— Start Dataset extract —

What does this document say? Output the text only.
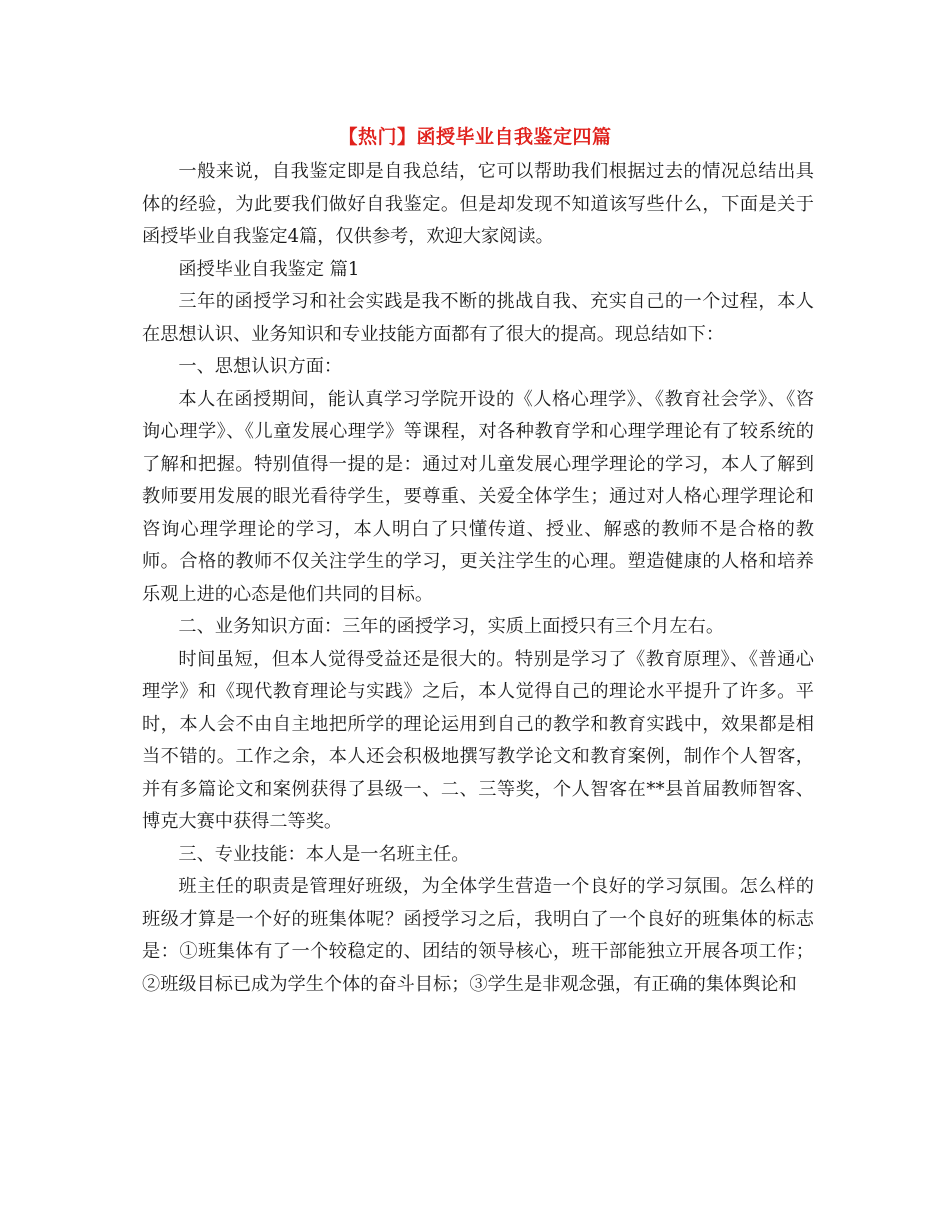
【热门】函授毕业自我鉴定四篇

一般来说，自我鉴定即是自我总结，它可以帮助我们根据过去的情况总结出具体的经验，为此要我们做好自我鉴定。但是却发现不知道该写些什么，下面是关于函授毕业自我鉴定4篇，仅供参考，欢迎大家阅读。

函授毕业自我鉴定 篇1

三年的函授学习和社会实践是我不断的挑战自我、充实自己的一个过程，本人在思想认识、业务知识和专业技能方面都有了很大的提高。现总结如下：

一、思想认识方面：

本人在函授期间，能认真学习学院开设的《人格心理学》、《教育社会学》、《咨询心理学》、《儿童发展心理学》等课程，对各种教育学和心理学理论有了较系统的了解和把握。特别值得一提的是：通过对儿童发展心理学理论的学习，本人了解到教师要用发展的眼光看待学生，要尊重、关爱全体学生；通过对人格心理学理论和咨询心理学理论的学习，本人明白了只懂传道、授业、解惑的教师不是合格的教师。合格的教师不仅关注学生的学习，更关注学生的心理。塑造健康的人格和培养乐观上进的心态是他们共同的目标。

二、业务知识方面：三年的函授学习，实质上面授只有三个月左右。

时间虽短，但本人觉得受益还是很大的。特别是学习了《教育原理》、《普通心理学》和《现代教育理论与实践》之后，本人觉得自己的理论水平提升了许多。平时，本人会不由自主地把所学的理论运用到自己的教学和教育实践中，效果都是相当不错的。工作之余，本人还会积极地撰写教学论文和教育案例，制作个人智客，并有多篇论文和案例获得了县级一、二、三等奖，个人智客在**县首届教师智客、博克大赛中获得二等奖。

三、专业技能：本人是一名班主任。

班主任的职责是管理好班级，为全体学生营造一个良好的学习氛围。怎么样的班级才算是一个好的班集体呢？函授学习之后，我明白了一个良好的班集体的标志是：①班集体有了一个较稳定的、团结的领导核心，班干部能独立开展各项工作；②班级目标已成为学生个体的奋斗目标；③学生是非观念强，有正确的集体舆论和
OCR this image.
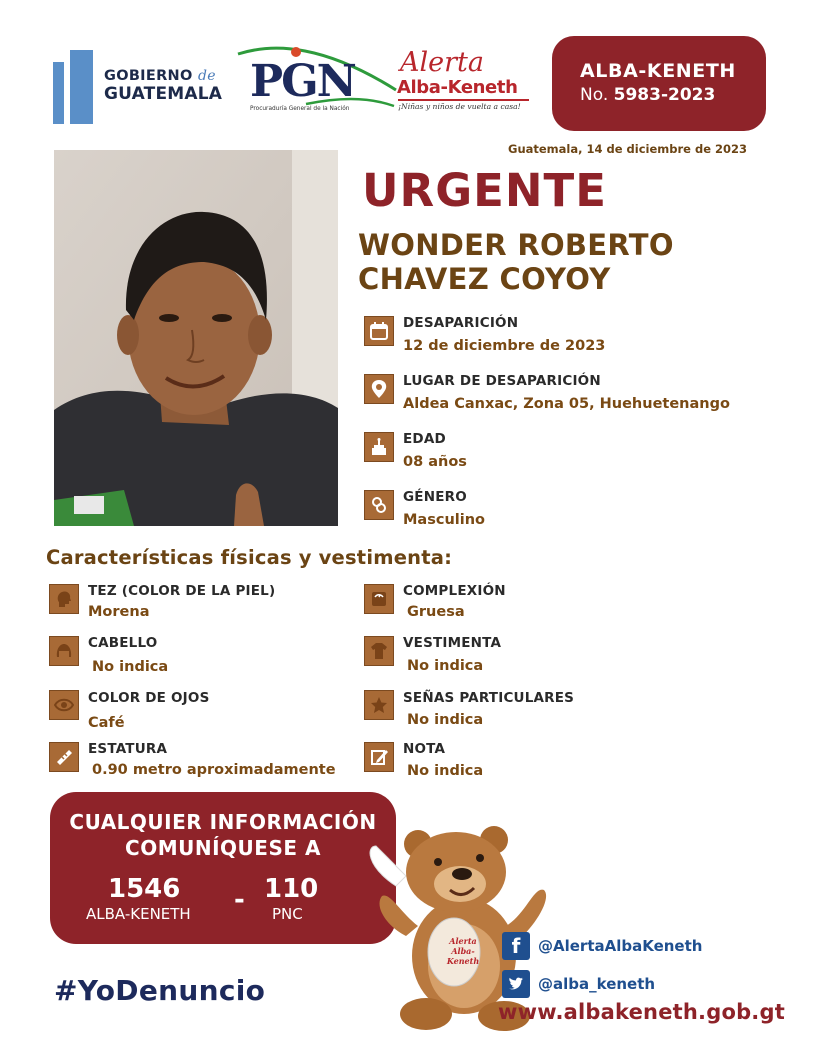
GOBIERNO de
GUATEMALA PGN
Procuraduría General de la Nación
Alerta
Alba-Keneth
¡Niñas y niños de vuelta a casa!
ALBA-KENETH
No. 5983-2023
Guatemala, 14 de diciembre de 2023
URGENTE
WONDER ROBERTO
CHAVEZ COYOY
DESAPARICIÓN
12 de diciembre de 2023
LUGAR DE DESAPARICIÓN
Aldea Canxac, Zona 05, Huehuetenango
EDAD
08 años
GÉNERO
Masculino
Características físicas y vestimenta:
TEZ (COLOR DE LA PIEL)
Morena
CABELLO
No indica
COLOR DE OJOS
Café
ESTATURA
0.90 metro aproximadamente
COMPLEXIÓN
Gruesa
VESTIMENTA
No indica
SEÑAS PARTICULARES
No indica
NOTA
No indica
CUALQUIER INFORMACIÓN
COMUNÍQUESE A
1546
ALBA-KENETH - 110
PNC
#YoDenuncio
Alerta Alba-Keneth
f	@AlertaAlbaKeneth
@alba_keneth
www.albakeneth.gob.gt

— End Dataset extract —

Give only the number of lines in the material above that hold the word "this".

2